(Dataset excerpt)
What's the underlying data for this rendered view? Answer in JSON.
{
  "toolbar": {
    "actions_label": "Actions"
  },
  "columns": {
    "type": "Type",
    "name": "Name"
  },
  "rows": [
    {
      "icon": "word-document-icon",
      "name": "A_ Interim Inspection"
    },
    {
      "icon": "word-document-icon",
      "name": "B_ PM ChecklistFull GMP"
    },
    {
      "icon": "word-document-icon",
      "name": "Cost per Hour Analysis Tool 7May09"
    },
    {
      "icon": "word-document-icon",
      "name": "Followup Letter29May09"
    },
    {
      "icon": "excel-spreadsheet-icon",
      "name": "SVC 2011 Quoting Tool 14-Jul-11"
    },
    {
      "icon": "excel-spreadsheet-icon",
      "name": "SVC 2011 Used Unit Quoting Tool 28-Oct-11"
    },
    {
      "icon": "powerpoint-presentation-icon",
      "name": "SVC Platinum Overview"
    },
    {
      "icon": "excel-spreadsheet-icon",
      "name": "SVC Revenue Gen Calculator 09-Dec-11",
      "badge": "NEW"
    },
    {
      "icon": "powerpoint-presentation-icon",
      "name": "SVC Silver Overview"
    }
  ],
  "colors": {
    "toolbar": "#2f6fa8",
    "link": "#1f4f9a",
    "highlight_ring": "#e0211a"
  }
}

- The problem
Write out the full set of records exactly as given.

- Task answer
What's the underlying data for this rendered view? Answer in JSON.
{
  "toolbar": {
    "actions_label": "Actions"
  },
  "columns": {
    "type": "Type",
    "name": "Name"
  },
  "rows": [
    {
      "icon": "word-document-icon",
      "name": "A_ Interim Inspection"
    },
    {
      "icon": "word-document-icon",
      "name": "B_ PM ChecklistFull GMP"
    },
    {
      "icon": "word-document-icon",
      "name": "Cost per Hour Analysis Tool 7May09"
    },
    {
      "icon": "word-document-icon",
      "name": "Followup Letter29May09"
    },
    {
      "icon": "excel-spreadsheet-icon",
      "name": "SVC 2011 Quoting Tool 14-Jul-11"
    },
    {
      "icon": "excel-spreadsheet-icon",
      "name": "SVC 2011 Used Unit Quoting Tool 28-Oct-11"
    },
    {
      "icon": "powerpoint-presentation-icon",
      "name": "SVC Platinum Overview"
    },
    {
      "icon": "excel-spreadsheet-icon",
      "name": "SVC Revenue Gen Calculator 09-Dec-11",
      "badge": "NEW"
    },
    {
      "icon": "powerpoint-presentation-icon",
      "name": "SVC Silver Overview"
    }
  ],
  "colors": {
    "toolbar": "#2f6fa8",
    "link": "#1f4f9a",
    "highlight_ring": "#e0211a"
  }
}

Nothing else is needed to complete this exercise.